---------- Records supplied ----------

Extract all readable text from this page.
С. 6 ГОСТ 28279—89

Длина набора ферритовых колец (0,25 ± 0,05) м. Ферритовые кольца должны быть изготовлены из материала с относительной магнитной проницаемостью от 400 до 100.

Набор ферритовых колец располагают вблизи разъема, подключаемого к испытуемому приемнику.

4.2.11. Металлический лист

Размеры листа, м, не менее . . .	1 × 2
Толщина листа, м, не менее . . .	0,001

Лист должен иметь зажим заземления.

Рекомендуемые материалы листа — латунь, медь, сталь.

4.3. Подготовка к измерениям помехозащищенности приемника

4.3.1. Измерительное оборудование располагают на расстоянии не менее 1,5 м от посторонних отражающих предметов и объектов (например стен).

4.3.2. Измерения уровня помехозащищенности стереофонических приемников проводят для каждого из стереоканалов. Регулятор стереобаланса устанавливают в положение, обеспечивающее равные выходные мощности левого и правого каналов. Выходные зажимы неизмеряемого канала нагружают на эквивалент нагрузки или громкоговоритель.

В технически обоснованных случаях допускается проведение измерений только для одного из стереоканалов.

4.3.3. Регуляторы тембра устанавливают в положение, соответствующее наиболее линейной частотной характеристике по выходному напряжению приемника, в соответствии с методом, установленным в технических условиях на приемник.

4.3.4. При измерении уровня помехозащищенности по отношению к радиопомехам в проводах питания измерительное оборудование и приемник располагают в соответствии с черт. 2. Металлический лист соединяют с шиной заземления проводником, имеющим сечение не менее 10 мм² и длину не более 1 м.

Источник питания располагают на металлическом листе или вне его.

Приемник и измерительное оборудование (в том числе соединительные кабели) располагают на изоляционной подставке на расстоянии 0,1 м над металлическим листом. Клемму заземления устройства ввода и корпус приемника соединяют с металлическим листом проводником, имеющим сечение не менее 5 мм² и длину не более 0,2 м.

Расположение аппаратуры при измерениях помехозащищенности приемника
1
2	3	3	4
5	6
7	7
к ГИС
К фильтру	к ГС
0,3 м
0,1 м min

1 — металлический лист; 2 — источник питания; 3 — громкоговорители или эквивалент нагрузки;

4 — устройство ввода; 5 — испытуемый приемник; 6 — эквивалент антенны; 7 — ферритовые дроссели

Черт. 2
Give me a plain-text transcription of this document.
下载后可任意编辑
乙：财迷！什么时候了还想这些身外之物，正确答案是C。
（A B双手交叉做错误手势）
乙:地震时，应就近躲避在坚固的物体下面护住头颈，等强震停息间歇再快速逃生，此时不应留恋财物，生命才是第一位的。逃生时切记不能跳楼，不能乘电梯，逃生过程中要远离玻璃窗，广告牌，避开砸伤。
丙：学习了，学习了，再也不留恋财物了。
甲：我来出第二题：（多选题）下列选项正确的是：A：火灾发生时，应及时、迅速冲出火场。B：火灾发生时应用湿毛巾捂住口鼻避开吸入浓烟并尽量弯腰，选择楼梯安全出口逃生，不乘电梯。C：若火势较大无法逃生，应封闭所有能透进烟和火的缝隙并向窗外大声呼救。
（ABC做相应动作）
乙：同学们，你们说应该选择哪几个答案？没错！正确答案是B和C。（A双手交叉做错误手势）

----------

§ **What you have to do**
Copy out every line from the data above that has "расстоянии" in it.

§ **The output**
4.3.1. Измерительное оборудование располагают на расстоянии не менее 1,5 м от посторонних отражающих предметов и объектов (например стен).
Приемник и измерительное оборудование (в том числе соединительные кабели) располагают на изоляционной подставке на расстоянии 0,1 м над металлическим листом. Клемму заземления устройства ввода и корпус приемника соединяют с металлическим листом проводником, имеющим сечение не менее 5 мм² и длину не более 0,2 м.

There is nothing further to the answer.